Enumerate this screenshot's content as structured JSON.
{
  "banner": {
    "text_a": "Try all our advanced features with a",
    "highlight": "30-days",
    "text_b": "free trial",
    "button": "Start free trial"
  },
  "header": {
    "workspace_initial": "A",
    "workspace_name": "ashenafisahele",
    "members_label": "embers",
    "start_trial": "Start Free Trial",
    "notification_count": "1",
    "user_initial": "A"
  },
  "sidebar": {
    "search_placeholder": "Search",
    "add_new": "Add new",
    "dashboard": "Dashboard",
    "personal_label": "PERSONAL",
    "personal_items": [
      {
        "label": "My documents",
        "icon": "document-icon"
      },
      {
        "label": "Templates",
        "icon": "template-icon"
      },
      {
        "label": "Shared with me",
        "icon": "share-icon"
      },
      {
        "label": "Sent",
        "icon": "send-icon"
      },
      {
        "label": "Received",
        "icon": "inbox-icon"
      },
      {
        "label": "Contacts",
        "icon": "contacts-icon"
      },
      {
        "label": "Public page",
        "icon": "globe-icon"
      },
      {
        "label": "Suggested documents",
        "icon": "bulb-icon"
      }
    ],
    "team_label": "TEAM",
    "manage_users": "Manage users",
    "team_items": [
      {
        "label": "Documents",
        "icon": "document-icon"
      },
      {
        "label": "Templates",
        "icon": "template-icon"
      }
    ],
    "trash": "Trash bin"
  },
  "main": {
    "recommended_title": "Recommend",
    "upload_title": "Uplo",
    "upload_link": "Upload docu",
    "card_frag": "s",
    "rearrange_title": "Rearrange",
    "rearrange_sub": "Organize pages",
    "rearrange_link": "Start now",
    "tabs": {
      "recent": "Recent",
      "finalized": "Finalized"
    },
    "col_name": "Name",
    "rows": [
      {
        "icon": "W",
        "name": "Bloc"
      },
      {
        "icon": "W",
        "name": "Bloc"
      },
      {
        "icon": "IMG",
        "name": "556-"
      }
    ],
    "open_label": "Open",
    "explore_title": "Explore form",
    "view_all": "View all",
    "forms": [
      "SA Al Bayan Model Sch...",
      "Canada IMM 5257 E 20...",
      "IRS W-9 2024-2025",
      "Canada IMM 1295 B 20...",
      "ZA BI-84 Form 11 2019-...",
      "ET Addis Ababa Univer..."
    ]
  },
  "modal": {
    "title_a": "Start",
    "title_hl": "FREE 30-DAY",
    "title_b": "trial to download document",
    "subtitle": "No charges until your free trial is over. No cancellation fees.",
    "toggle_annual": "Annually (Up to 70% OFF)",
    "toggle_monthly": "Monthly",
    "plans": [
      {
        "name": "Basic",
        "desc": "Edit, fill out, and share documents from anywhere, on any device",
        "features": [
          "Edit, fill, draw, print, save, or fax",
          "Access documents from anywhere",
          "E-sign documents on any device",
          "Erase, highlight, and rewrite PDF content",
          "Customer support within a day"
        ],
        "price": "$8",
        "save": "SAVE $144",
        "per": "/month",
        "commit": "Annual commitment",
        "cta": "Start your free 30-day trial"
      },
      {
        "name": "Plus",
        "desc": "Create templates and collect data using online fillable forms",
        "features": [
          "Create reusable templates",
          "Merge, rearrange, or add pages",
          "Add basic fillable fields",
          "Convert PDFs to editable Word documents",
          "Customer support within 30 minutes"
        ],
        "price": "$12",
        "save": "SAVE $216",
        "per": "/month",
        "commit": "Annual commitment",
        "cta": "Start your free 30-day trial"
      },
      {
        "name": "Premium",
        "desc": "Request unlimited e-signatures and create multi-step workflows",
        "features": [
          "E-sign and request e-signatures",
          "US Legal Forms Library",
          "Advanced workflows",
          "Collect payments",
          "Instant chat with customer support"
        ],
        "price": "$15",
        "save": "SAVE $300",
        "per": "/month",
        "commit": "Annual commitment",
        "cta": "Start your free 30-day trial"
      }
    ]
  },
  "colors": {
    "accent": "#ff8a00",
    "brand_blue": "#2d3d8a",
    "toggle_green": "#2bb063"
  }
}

-------

▶ **Written instruction**: Show the lines that mention the word "fillable".

▶ **Written response**:
        "desc": "Create templates and collect data using online fillable forms",
          "Add basic fillable fields",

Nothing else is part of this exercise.